▶ [TASK REQUIREMENTS]: Write out the entire listing below exactly, with the pictures left out.

▶ [Lines of data]:
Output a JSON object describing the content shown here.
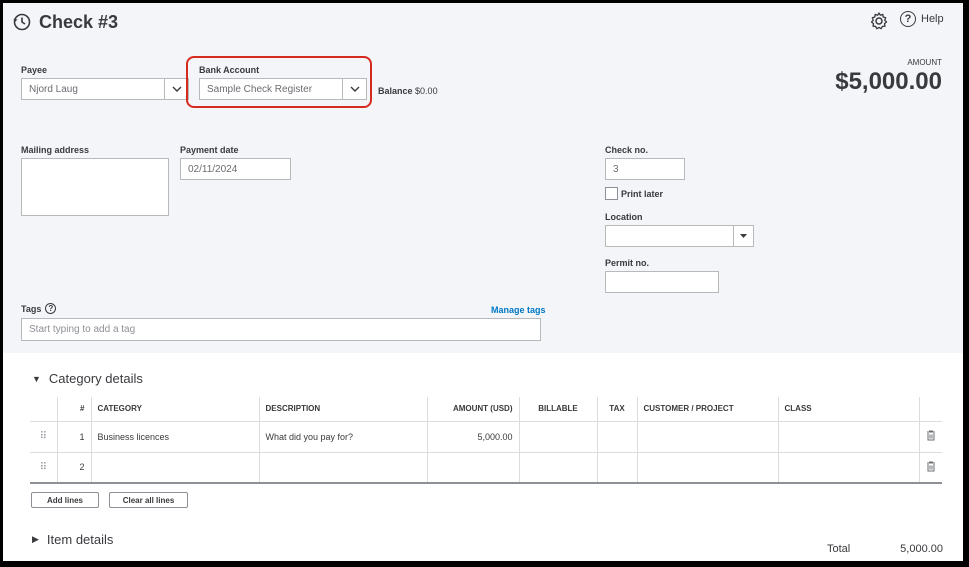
{
  "header": {
    "title": "Check #3",
    "help_label": "Help"
  },
  "payee": {
    "label": "Payee",
    "value": "Njord Laug"
  },
  "bank_account": {
    "label": "Bank Account",
    "value": "Sample Check Register"
  },
  "balance": {
    "label": "Balance",
    "value": "$0.00"
  },
  "amount": {
    "label": "AMOUNT",
    "value": "$5,000.00"
  },
  "mailing_address": {
    "label": "Mailing address",
    "value": ""
  },
  "payment_date": {
    "label": "Payment date",
    "value": "02/11/2024"
  },
  "check_no": {
    "label": "Check no.",
    "value": "3"
  },
  "print_later": {
    "label": "Print later",
    "checked": false
  },
  "location": {
    "label": "Location",
    "value": ""
  },
  "permit_no": {
    "label": "Permit no.",
    "value": ""
  },
  "tags": {
    "label": "Tags",
    "manage_label": "Manage tags",
    "placeholder": "Start typing to add a tag"
  },
  "category_details": {
    "title": "Category details",
    "columns": [
      "#",
      "CATEGORY",
      "DESCRIPTION",
      "AMOUNT (USD)",
      "BILLABLE",
      "TAX",
      "CUSTOMER / PROJECT",
      "CLASS"
    ],
    "rows": [
      {
        "num": "1",
        "category": "Business licences",
        "description_placeholder": "What did you pay for?",
        "amount": "5,000.00"
      },
      {
        "num": "2",
        "category": "",
        "description_placeholder": "",
        "amount": ""
      }
    ],
    "add_lines_label": "Add lines",
    "clear_lines_label": "Clear all lines"
  },
  "item_details": {
    "title": "Item details"
  },
  "total": {
    "label": "Total",
    "value": "5,000.00"
  }
}
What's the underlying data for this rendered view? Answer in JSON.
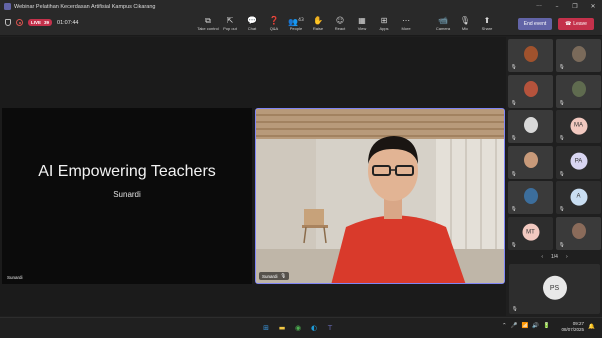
{
  "window": {
    "title": "Webinar Pelatihan Kecerdasan Artifisial Kampus Cikarang"
  },
  "status": {
    "live_label": "LIVE",
    "attendee_count": "39",
    "elapsed": "01:07:44"
  },
  "toolbar": {
    "tools": [
      {
        "label": "Take control",
        "icon": "take-control-icon",
        "glyph": "⧉"
      },
      {
        "label": "Pop out",
        "icon": "pop-out-icon",
        "glyph": "⇱"
      },
      {
        "label": "Chat",
        "icon": "chat-icon",
        "glyph": "💬"
      },
      {
        "label": "Q&A",
        "icon": "qa-icon",
        "glyph": "❓"
      },
      {
        "label": "People",
        "icon": "people-icon",
        "glyph": "👥",
        "badge": "43"
      },
      {
        "label": "Raise",
        "icon": "raise-hand-icon",
        "glyph": "✋"
      },
      {
        "label": "React",
        "icon": "react-icon",
        "glyph": "☺"
      },
      {
        "label": "View",
        "icon": "view-icon",
        "glyph": "▦"
      },
      {
        "label": "Apps",
        "icon": "apps-icon",
        "glyph": "⊞"
      },
      {
        "label": "More",
        "icon": "more-icon",
        "glyph": "⋯"
      }
    ],
    "media": [
      {
        "label": "Camera",
        "icon": "camera-icon",
        "glyph": "📹"
      },
      {
        "label": "Mic",
        "icon": "mic-off-icon",
        "glyph": "🎙"
      },
      {
        "label": "Share",
        "icon": "share-icon",
        "glyph": "⬆"
      }
    ],
    "end_event": "End event",
    "leave": "Leave",
    "accent": "#6264a7",
    "leave_color": "#c4314b"
  },
  "slide": {
    "title": "AI Empowering Teachers",
    "subtitle": "Sunardi",
    "presenter_label": "Sunardi"
  },
  "video": {
    "name": "Sunardi"
  },
  "gallery": {
    "tiles": [
      {
        "kind": "photo",
        "color": "#a0522d"
      },
      {
        "kind": "photo",
        "color": "#7a6a5a"
      },
      {
        "kind": "photo",
        "color": "#b5533c"
      },
      {
        "kind": "photo",
        "color": "#5f6b4f"
      },
      {
        "kind": "photo",
        "color": "#d8d8d8"
      },
      {
        "kind": "initials",
        "initials": "MA",
        "color": "#f2c9c0"
      },
      {
        "kind": "photo",
        "color": "#c89a7a"
      },
      {
        "kind": "initials",
        "initials": "PA",
        "color": "#d9d6f2"
      },
      {
        "kind": "photo",
        "color": "#3c6e9c"
      },
      {
        "kind": "initials",
        "initials": "A",
        "color": "#c9def2"
      },
      {
        "kind": "initials",
        "initials": "MT",
        "color": "#f2c9c0"
      },
      {
        "kind": "photo",
        "color": "#8a6b5a"
      }
    ],
    "pager": "1/4",
    "self_initials": "PS"
  },
  "taskbar": {
    "apps": [
      {
        "icon": "windows-start-icon",
        "glyph": "⊞",
        "color": "#3a96dd"
      },
      {
        "icon": "file-explorer-icon",
        "glyph": "▬",
        "color": "#f2c744"
      },
      {
        "icon": "chrome-icon",
        "glyph": "◉",
        "color": "#4caf50"
      },
      {
        "icon": "edge-icon",
        "glyph": "◐",
        "color": "#1e9bd7"
      },
      {
        "icon": "teams-icon",
        "glyph": "T",
        "color": "#6264a7"
      }
    ],
    "time": "09:27",
    "date": "08/07/2025"
  }
}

▶ [FINAL RESULT]:
Output a JSON object describing the content shown here.
{
  "header": {
    "title": "Check #3",
    "help_label": "Help"
  },
  "payee": {
    "label": "Payee",
    "value": "Njord Laug"
  },
  "bank_account": {
    "label": "Bank Account",
    "value": "Sample Check Register"
  },
  "balance": {
    "label": "Balance",
    "value": "$0.00"
  },
  "amount": {
    "label": "AMOUNT",
    "value": "$5,000.00"
  },
  "mailing_address": {
    "label": "Mailing address",
    "value": ""
  },
  "payment_date": {
    "label": "Payment date",
    "value": "02/11/2024"
  },
  "check_no": {
    "label": "Check no.",
    "value": "3"
  },
  "print_later": {
    "label": "Print later",
    "checked": false
  },
  "location": {
    "label": "Location",
    "value": ""
  },
  "permit_no": {
    "label": "Permit no.",
    "value": ""
  },
  "tags": {
    "label": "Tags",
    "manage_label": "Manage tags",
    "placeholder": "Start typing to add a tag"
  },
  "category_details": {
    "title": "Category details",
    "columns": [
      "#",
      "CATEGORY",
      "DESCRIPTION",
      "AMOUNT (USD)",
      "BILLABLE",
      "TAX",
      "CUSTOMER / PROJECT",
      "CLASS"
    ],
    "rows": [
      {
        "num": "1",
        "category": "Business licences",
        "description_placeholder": "What did you pay for?",
        "amount": "5,000.00"
      },
      {
        "num": "2",
        "category": "",
        "description_placeholder": "",
        "amount": ""
      }
    ],
    "add_lines_label": "Add lines",
    "clear_lines_label": "Clear all lines"
  },
  "item_details": {
    "title": "Item details"
  },
  "total": {
    "label": "Total",
    "value": "5,000.00"
  }
}
What's the underlying data for this rendered view? Answer in JSON.
{
  "window": {
    "title": "Webinar Pelatihan Kecerdasan Artifisial Kampus Cikarang"
  },
  "status": {
    "live_label": "LIVE",
    "attendee_count": "39",
    "elapsed": "01:07:44"
  },
  "toolbar": {
    "tools": [
      {
        "label": "Take control",
        "icon": "take-control-icon",
        "glyph": "⧉"
      },
      {
        "label": "Pop out",
        "icon": "pop-out-icon",
        "glyph": "⇱"
      },
      {
        "label": "Chat",
        "icon": "chat-icon",
        "glyph": "💬"
      },
      {
        "label": "Q&A",
        "icon": "qa-icon",
        "glyph": "❓"
      },
      {
        "label": "People",
        "icon": "people-icon",
        "glyph": "👥",
        "badge": "43"
      },
      {
        "label": "Raise",
        "icon": "raise-hand-icon",
        "glyph": "✋"
      },
      {
        "label": "React",
        "icon": "react-icon",
        "glyph": "☺"
      },
      {
        "label": "View",
        "icon": "view-icon",
        "glyph": "▦"
      },
      {
        "label": "Apps",
        "icon": "apps-icon",
        "glyph": "⊞"
      },
      {
        "label": "More",
        "icon": "more-icon",
        "glyph": "⋯"
      }
    ],
    "media": [
      {
        "label": "Camera",
        "icon": "camera-icon",
        "glyph": "📹"
      },
      {
        "label": "Mic",
        "icon": "mic-off-icon",
        "glyph": "🎙"
      },
      {
        "label": "Share",
        "icon": "share-icon",
        "glyph": "⬆"
      }
    ],
    "end_event": "End event",
    "leave": "Leave",
    "accent": "#6264a7",
    "leave_color": "#c4314b"
  },
  "slide": {
    "title": "AI Empowering Teachers",
    "subtitle": "Sunardi",
    "presenter_label": "Sunardi"
  },
  "video": {
    "name": "Sunardi"
  },
  "gallery": {
    "tiles": [
      {
        "kind": "photo",
        "color": "#a0522d"
      },
      {
        "kind": "photo",
        "color": "#7a6a5a"
      },
      {
        "kind": "photo",
        "color": "#b5533c"
      },
      {
        "kind": "photo",
        "color": "#5f6b4f"
      },
      {
        "kind": "photo",
        "color": "#d8d8d8"
      },
      {
        "kind": "initials",
        "initials": "MA",
        "color": "#f2c9c0"
      },
      {
        "kind": "photo",
        "color": "#c89a7a"
      },
      {
        "kind": "initials",
        "initials": "PA",
        "color": "#d9d6f2"
      },
      {
        "kind": "photo",
        "color": "#3c6e9c"
      },
      {
        "kind": "initials",
        "initials": "A",
        "color": "#c9def2"
      },
      {
        "kind": "initials",
        "initials": "MT",
        "color": "#f2c9c0"
      },
      {
        "kind": "photo",
        "color": "#8a6b5a"
      }
    ],
    "pager": "1/4",
    "self_initials": "PS"
  },
  "taskbar": {
    "apps": [
      {
        "icon": "windows-start-icon",
        "glyph": "⊞",
        "color": "#3a96dd"
      },
      {
        "icon": "file-explorer-icon",
        "glyph": "▬",
        "color": "#f2c744"
      },
      {
        "icon": "chrome-icon",
        "glyph": "◉",
        "color": "#4caf50"
      },
      {
        "icon": "edge-icon",
        "glyph": "◐",
        "color": "#1e9bd7"
      },
      {
        "icon": "teams-icon",
        "glyph": "T",
        "color": "#6264a7"
      }
    ],
    "time": "09:27",
    "date": "08/07/2025"
  }
}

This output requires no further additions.